-- TASK INSTRUCTIONS --
Images are not part of the copy; transcribe all the data exactly.
==============================
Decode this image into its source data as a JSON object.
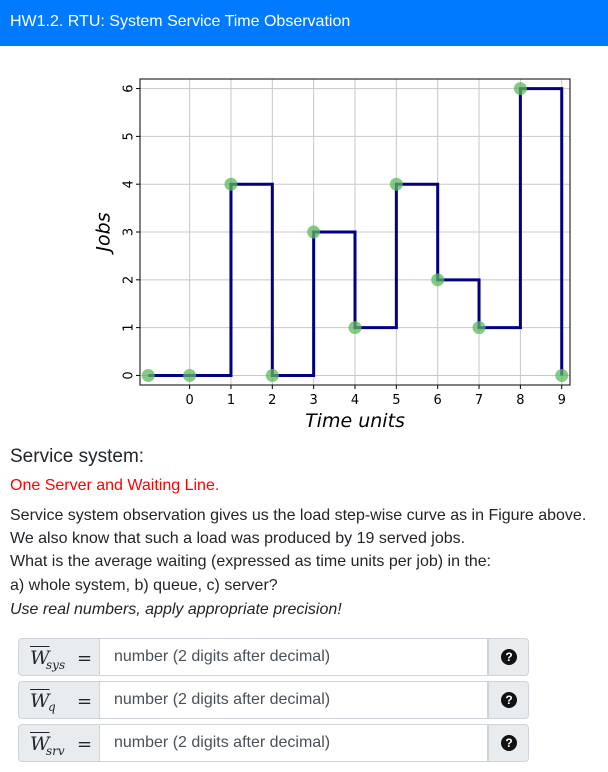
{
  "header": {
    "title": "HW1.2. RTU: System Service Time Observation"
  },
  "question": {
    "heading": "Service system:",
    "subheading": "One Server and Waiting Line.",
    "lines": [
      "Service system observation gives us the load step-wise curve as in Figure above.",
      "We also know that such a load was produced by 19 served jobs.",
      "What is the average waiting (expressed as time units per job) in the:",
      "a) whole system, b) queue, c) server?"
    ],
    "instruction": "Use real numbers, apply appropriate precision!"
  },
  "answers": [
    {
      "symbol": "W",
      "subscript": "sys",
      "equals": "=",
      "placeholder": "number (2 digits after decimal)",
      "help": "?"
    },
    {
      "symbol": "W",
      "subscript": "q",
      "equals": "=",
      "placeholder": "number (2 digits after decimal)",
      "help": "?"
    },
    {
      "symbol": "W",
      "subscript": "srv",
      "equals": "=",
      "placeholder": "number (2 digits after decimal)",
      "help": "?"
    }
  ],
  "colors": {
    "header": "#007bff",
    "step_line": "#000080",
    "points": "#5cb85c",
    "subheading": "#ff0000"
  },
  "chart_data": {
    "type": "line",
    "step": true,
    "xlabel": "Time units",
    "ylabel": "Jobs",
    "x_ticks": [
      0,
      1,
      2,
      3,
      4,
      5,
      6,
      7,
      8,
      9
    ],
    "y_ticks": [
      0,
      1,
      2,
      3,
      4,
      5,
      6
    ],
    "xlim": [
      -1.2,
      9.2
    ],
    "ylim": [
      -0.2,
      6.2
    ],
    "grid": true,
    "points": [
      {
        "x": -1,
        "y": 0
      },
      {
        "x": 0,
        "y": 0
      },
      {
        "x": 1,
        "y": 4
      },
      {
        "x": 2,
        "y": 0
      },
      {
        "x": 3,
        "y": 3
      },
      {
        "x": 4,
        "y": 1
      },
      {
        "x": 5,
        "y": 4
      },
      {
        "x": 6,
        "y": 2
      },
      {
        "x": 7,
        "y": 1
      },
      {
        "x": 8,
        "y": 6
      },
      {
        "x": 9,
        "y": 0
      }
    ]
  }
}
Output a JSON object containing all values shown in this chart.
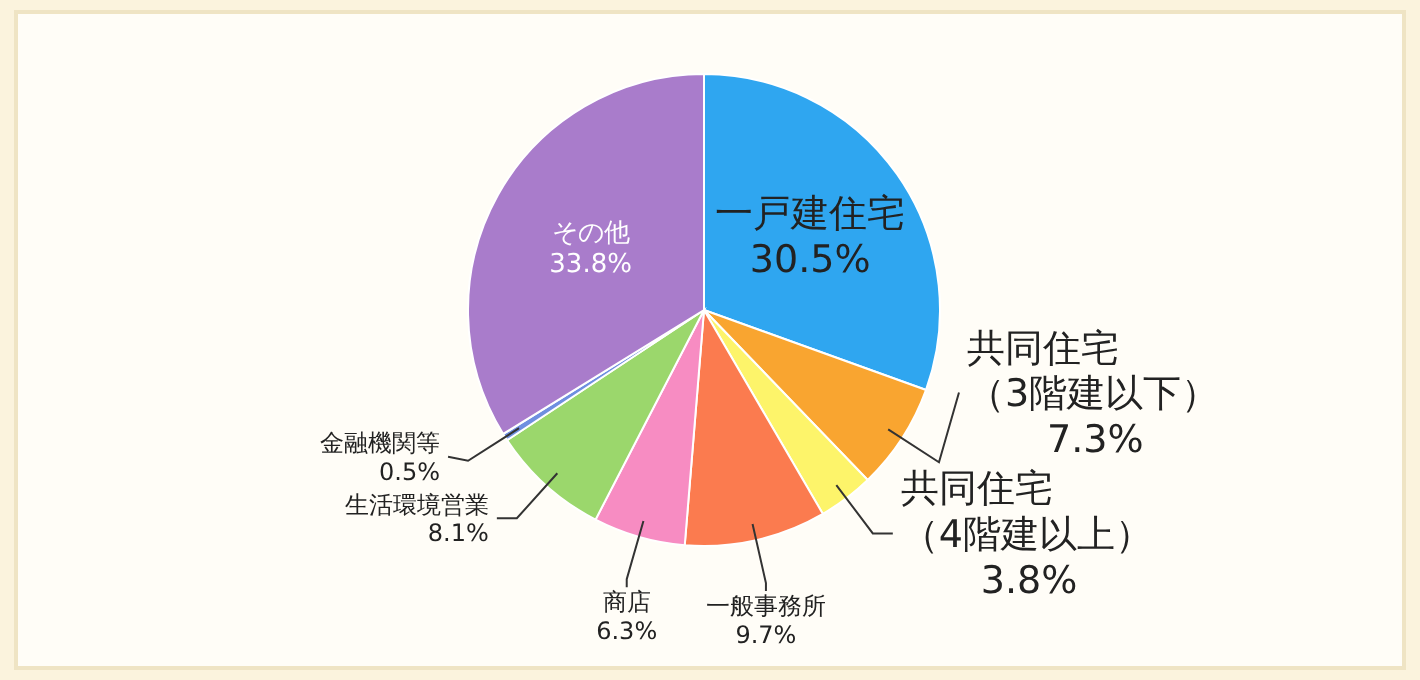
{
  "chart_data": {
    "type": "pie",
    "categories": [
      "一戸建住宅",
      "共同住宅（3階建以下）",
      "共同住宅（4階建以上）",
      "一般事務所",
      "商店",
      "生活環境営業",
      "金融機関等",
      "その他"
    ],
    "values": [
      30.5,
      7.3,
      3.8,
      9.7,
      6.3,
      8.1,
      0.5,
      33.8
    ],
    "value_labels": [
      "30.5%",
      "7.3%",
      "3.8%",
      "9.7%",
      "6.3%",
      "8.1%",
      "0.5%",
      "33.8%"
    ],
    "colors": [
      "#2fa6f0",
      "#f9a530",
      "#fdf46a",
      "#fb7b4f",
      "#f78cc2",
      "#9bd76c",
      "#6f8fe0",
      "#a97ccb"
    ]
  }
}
==============================
-- SOLUTION TO THE EXERCISE --
Decode this image into its source data as a JSON object.
{
  "header": {
    "title": "HW1.2. RTU: System Service Time Observation"
  },
  "question": {
    "heading": "Service system:",
    "subheading": "One Server and Waiting Line.",
    "lines": [
      "Service system observation gives us the load step-wise curve as in Figure above.",
      "We also know that such a load was produced by 19 served jobs.",
      "What is the average waiting (expressed as time units per job) in the:",
      "a) whole system, b) queue, c) server?"
    ],
    "instruction": "Use real numbers, apply appropriate precision!"
  },
  "answers": [
    {
      "symbol": "W",
      "subscript": "sys",
      "equals": "=",
      "placeholder": "number (2 digits after decimal)",
      "help": "?"
    },
    {
      "symbol": "W",
      "subscript": "q",
      "equals": "=",
      "placeholder": "number (2 digits after decimal)",
      "help": "?"
    },
    {
      "symbol": "W",
      "subscript": "srv",
      "equals": "=",
      "placeholder": "number (2 digits after decimal)",
      "help": "?"
    }
  ],
  "colors": {
    "header": "#007bff",
    "step_line": "#000080",
    "points": "#5cb85c",
    "subheading": "#ff0000"
  },
  "chart_data": {
    "type": "line",
    "step": true,
    "xlabel": "Time units",
    "ylabel": "Jobs",
    "x_ticks": [
      0,
      1,
      2,
      3,
      4,
      5,
      6,
      7,
      8,
      9
    ],
    "y_ticks": [
      0,
      1,
      2,
      3,
      4,
      5,
      6
    ],
    "xlim": [
      -1.2,
      9.2
    ],
    "ylim": [
      -0.2,
      6.2
    ],
    "grid": true,
    "points": [
      {
        "x": -1,
        "y": 0
      },
      {
        "x": 0,
        "y": 0
      },
      {
        "x": 1,
        "y": 4
      },
      {
        "x": 2,
        "y": 0
      },
      {
        "x": 3,
        "y": 3
      },
      {
        "x": 4,
        "y": 1
      },
      {
        "x": 5,
        "y": 4
      },
      {
        "x": 6,
        "y": 2
      },
      {
        "x": 7,
        "y": 1
      },
      {
        "x": 8,
        "y": 6
      },
      {
        "x": 9,
        "y": 0
      }
    ]
  }
}
Output a JSON object containing all values shown in this chart.
{
  "chart_data": {
    "type": "pie",
    "categories": [
      "一戸建住宅",
      "共同住宅（3階建以下）",
      "共同住宅（4階建以上）",
      "一般事務所",
      "商店",
      "生活環境営業",
      "金融機関等",
      "その他"
    ],
    "values": [
      30.5,
      7.3,
      3.8,
      9.7,
      6.3,
      8.1,
      0.5,
      33.8
    ],
    "value_labels": [
      "30.5%",
      "7.3%",
      "3.8%",
      "9.7%",
      "6.3%",
      "8.1%",
      "0.5%",
      "33.8%"
    ],
    "colors": [
      "#2fa6f0",
      "#f9a530",
      "#fdf46a",
      "#fb7b4f",
      "#f78cc2",
      "#9bd76c",
      "#6f8fe0",
      "#a97ccb"
    ]
  }
}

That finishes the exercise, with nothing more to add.